Rows
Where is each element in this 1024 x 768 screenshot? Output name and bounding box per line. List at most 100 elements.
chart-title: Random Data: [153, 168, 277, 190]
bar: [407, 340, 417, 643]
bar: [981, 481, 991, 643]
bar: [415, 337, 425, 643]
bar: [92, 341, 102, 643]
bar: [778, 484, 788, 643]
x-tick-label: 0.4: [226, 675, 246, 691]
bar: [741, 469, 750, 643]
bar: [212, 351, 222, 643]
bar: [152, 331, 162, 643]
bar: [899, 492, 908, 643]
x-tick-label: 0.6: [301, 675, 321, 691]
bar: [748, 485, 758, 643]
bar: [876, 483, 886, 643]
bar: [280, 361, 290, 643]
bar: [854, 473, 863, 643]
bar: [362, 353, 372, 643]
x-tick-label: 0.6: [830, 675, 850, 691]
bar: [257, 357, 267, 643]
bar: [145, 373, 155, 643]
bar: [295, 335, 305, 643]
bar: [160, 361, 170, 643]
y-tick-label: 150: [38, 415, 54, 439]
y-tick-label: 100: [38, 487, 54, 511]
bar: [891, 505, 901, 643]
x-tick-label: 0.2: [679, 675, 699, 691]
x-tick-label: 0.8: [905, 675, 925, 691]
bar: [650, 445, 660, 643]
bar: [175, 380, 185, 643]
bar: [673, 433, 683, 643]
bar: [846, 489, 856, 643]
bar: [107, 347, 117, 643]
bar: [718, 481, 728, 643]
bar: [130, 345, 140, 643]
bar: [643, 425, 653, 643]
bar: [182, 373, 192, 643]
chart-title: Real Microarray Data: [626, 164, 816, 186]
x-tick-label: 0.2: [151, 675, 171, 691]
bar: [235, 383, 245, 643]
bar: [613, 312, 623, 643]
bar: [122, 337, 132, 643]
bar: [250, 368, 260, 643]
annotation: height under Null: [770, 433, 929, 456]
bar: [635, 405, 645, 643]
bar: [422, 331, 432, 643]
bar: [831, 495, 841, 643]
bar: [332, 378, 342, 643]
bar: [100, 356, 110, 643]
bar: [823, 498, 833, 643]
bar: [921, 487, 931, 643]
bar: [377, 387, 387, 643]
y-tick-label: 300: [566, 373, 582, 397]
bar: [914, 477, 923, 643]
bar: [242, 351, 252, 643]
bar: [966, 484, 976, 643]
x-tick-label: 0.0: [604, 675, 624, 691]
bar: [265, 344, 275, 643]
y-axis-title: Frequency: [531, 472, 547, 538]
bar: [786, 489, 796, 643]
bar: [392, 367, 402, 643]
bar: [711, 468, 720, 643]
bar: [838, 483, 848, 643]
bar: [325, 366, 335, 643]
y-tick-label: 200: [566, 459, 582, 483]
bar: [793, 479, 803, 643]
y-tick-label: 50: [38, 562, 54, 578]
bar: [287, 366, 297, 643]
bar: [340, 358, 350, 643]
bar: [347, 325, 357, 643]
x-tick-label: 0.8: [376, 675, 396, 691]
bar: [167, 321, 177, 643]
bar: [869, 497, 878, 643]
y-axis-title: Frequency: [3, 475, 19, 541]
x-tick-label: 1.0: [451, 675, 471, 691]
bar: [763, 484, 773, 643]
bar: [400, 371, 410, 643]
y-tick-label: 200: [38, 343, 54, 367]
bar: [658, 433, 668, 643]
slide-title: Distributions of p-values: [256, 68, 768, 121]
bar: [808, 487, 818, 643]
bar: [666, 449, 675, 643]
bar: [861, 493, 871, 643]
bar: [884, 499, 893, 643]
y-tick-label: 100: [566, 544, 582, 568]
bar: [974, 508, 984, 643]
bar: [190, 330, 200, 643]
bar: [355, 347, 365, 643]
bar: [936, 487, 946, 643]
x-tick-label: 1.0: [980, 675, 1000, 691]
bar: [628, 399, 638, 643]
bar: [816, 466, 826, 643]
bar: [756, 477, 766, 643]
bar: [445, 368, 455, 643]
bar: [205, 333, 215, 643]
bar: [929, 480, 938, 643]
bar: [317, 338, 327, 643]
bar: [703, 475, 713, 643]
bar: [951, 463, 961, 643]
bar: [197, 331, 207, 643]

To be done
Reproduce all of the material above verbatim, line for line, with no changes.

Answer to this problem
Where is each element in this 1024 x 768 screenshot? Output name and bounding box per line. List at most 100 elements.
chart-title: Random Data: [153, 168, 277, 190]
bar: [407, 340, 417, 643]
bar: [981, 481, 991, 643]
bar: [415, 337, 425, 643]
bar: [92, 341, 102, 643]
bar: [778, 484, 788, 643]
x-tick-label: 0.4: [226, 675, 246, 691]
bar: [741, 469, 750, 643]
bar: [212, 351, 222, 643]
bar: [152, 331, 162, 643]
bar: [899, 492, 908, 643]
x-tick-label: 0.6: [301, 675, 321, 691]
bar: [748, 485, 758, 643]
bar: [876, 483, 886, 643]
bar: [280, 361, 290, 643]
bar: [854, 473, 863, 643]
bar: [362, 353, 372, 643]
x-tick-label: 0.6: [830, 675, 850, 691]
bar: [257, 357, 267, 643]
bar: [145, 373, 155, 643]
bar: [295, 335, 305, 643]
bar: [160, 361, 170, 643]
y-tick-label: 150: [38, 415, 54, 439]
y-tick-label: 100: [38, 487, 54, 511]
bar: [891, 505, 901, 643]
x-tick-label: 0.2: [679, 675, 699, 691]
x-tick-label: 0.8: [905, 675, 925, 691]
bar: [650, 445, 660, 643]
bar: [175, 380, 185, 643]
bar: [673, 433, 683, 643]
bar: [846, 489, 856, 643]
bar: [107, 347, 117, 643]
bar: [718, 481, 728, 643]
bar: [130, 345, 140, 643]
bar: [643, 425, 653, 643]
bar: [182, 373, 192, 643]
chart-title: Real Microarray Data: [626, 164, 816, 186]
x-tick-label: 0.2: [151, 675, 171, 691]
bar: [235, 383, 245, 643]
bar: [613, 312, 623, 643]
bar: [122, 337, 132, 643]
bar: [250, 368, 260, 643]
annotation: height under Null: [770, 433, 929, 456]
bar: [635, 405, 645, 643]
bar: [422, 331, 432, 643]
bar: [831, 495, 841, 643]
bar: [332, 378, 342, 643]
bar: [100, 356, 110, 643]
bar: [823, 498, 833, 643]
bar: [921, 487, 931, 643]
bar: [377, 387, 387, 643]
y-tick-label: 300: [566, 373, 582, 397]
bar: [914, 477, 923, 643]
bar: [242, 351, 252, 643]
bar: [966, 484, 976, 643]
x-tick-label: 0.0: [604, 675, 624, 691]
bar: [265, 344, 275, 643]
y-axis-title: Frequency: [531, 472, 547, 538]
bar: [786, 489, 796, 643]
bar: [392, 367, 402, 643]
bar: [711, 468, 720, 643]
bar: [838, 483, 848, 643]
bar: [325, 366, 335, 643]
y-tick-label: 200: [566, 459, 582, 483]
bar: [793, 479, 803, 643]
y-tick-label: 50: [38, 562, 54, 578]
bar: [287, 366, 297, 643]
bar: [340, 358, 350, 643]
bar: [347, 325, 357, 643]
x-tick-label: 0.8: [376, 675, 396, 691]
bar: [167, 321, 177, 643]
bar: [869, 497, 878, 643]
y-axis-title: Frequency: [3, 475, 19, 541]
x-tick-label: 1.0: [451, 675, 471, 691]
bar: [763, 484, 773, 643]
bar: [400, 371, 410, 643]
y-tick-label: 200: [38, 343, 54, 367]
bar: [658, 433, 668, 643]
slide-title: Distributions of p-values: [256, 68, 768, 121]
bar: [808, 487, 818, 643]
bar: [666, 449, 675, 643]
bar: [861, 493, 871, 643]
bar: [884, 499, 893, 643]
y-tick-label: 100: [566, 544, 582, 568]
bar: [974, 508, 984, 643]
bar: [190, 330, 200, 643]
bar: [355, 347, 365, 643]
bar: [936, 487, 946, 643]
x-tick-label: 1.0: [980, 675, 1000, 691]
bar: [628, 399, 638, 643]
bar: [816, 466, 826, 643]
bar: [756, 477, 766, 643]
bar: [445, 368, 455, 643]
bar: [205, 333, 215, 643]
bar: [929, 480, 938, 643]
bar: [317, 338, 327, 643]
bar: [703, 475, 713, 643]
bar: [951, 463, 961, 643]
bar: [197, 331, 207, 643]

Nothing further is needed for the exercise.